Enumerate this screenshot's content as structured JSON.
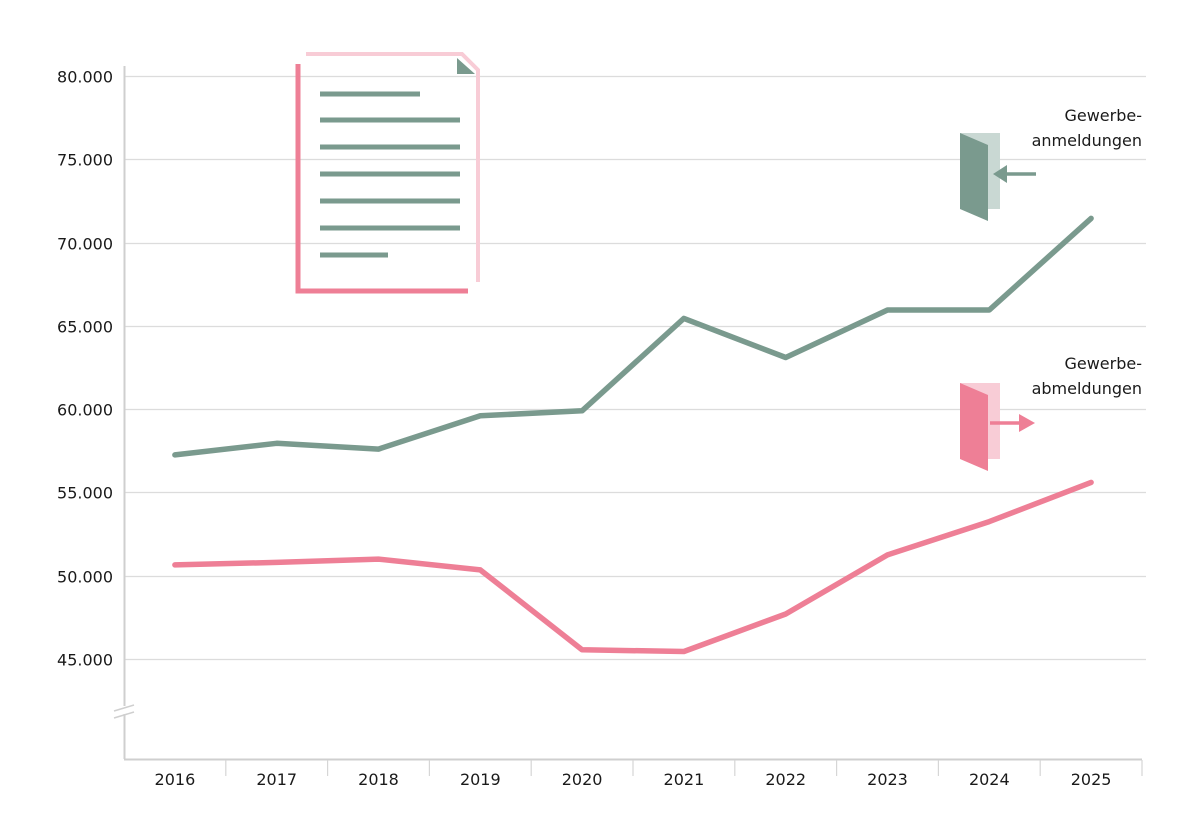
{
  "chart_data": {
    "type": "line",
    "title": "",
    "xlabel": "",
    "ylabel": "",
    "categories": [
      "2016",
      "2017",
      "2018",
      "2019",
      "2020",
      "2021",
      "2022",
      "2023",
      "2024",
      "2025"
    ],
    "ylim": [
      40000,
      80000
    ],
    "axis_break": true,
    "y_ticks": [
      45000,
      50000,
      55000,
      60000,
      65000,
      70000,
      75000,
      80000
    ],
    "y_tick_labels": [
      "45.000",
      "50.000",
      "55.000",
      "60.000",
      "65.000",
      "70.000",
      "75.000",
      "80.000"
    ],
    "grid": "horizontal",
    "series": [
      {
        "name": "Gewerbe-anmeldungen",
        "label_lines": [
          "Gewerbe-",
          "anmeldungen"
        ],
        "color": "#7a9a8e",
        "light_color": "#c9d8d3",
        "values": [
          57250,
          57950,
          57600,
          59600,
          59900,
          65450,
          63100,
          65950,
          65950,
          71450
        ]
      },
      {
        "name": "Gewerbe-abmeldungen",
        "label_lines": [
          "Gewerbe-",
          "abmeldungen"
        ],
        "color": "#ee7f96",
        "light_color": "#f8ccd6",
        "values": [
          50650,
          50800,
          51000,
          50350,
          45550,
          45450,
          47700,
          51250,
          53250,
          55600
        ]
      }
    ]
  },
  "icons": {
    "document": "document-icon",
    "register": "door-arrow-in-icon",
    "deregister": "door-arrow-out-icon"
  }
}
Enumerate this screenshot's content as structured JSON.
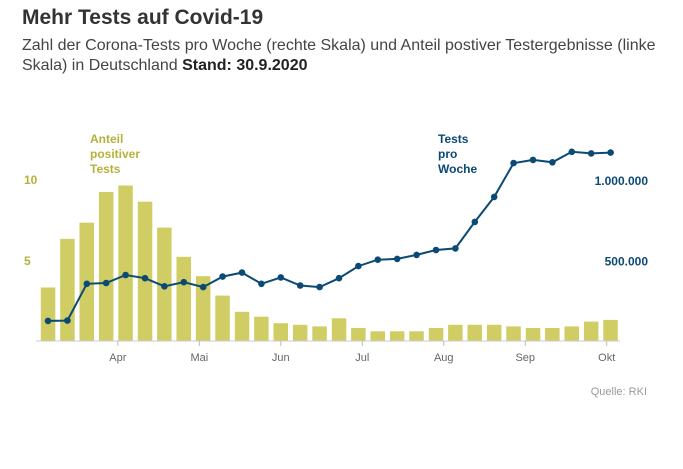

--------------------------------------------------

## Exercise
Transcribe the records verbatim and omit the images.

## The response
Enumerate this screenshot's content as structured JSON.
{
  "chart_data": {
    "type": "line",
    "title": "",
    "xlabel": "",
    "ylabel": "",
    "categories": [
      "2016",
      "2017",
      "2018",
      "2019",
      "2020",
      "2021",
      "2022",
      "2023",
      "2024",
      "2025"
    ],
    "ylim": [
      40000,
      80000
    ],
    "axis_break": true,
    "y_ticks": [
      45000,
      50000,
      55000,
      60000,
      65000,
      70000,
      75000,
      80000
    ],
    "y_tick_labels": [
      "45.000",
      "50.000",
      "55.000",
      "60.000",
      "65.000",
      "70.000",
      "75.000",
      "80.000"
    ],
    "grid": "horizontal",
    "series": [
      {
        "name": "Gewerbe-anmeldungen",
        "label_lines": [
          "Gewerbe-",
          "anmeldungen"
        ],
        "color": "#7a9a8e",
        "light_color": "#c9d8d3",
        "values": [
          57250,
          57950,
          57600,
          59600,
          59900,
          65450,
          63100,
          65950,
          65950,
          71450
        ]
      },
      {
        "name": "Gewerbe-abmeldungen",
        "label_lines": [
          "Gewerbe-",
          "abmeldungen"
        ],
        "color": "#ee7f96",
        "light_color": "#f8ccd6",
        "values": [
          50650,
          50800,
          51000,
          50350,
          45550,
          45450,
          47700,
          51250,
          53250,
          55600
        ]
      }
    ]
  },
  "icons": {
    "document": "document-icon",
    "register": "door-arrow-in-icon",
    "deregister": "door-arrow-out-icon"
  }
}
Enumerate this screenshot's content as structured JSON.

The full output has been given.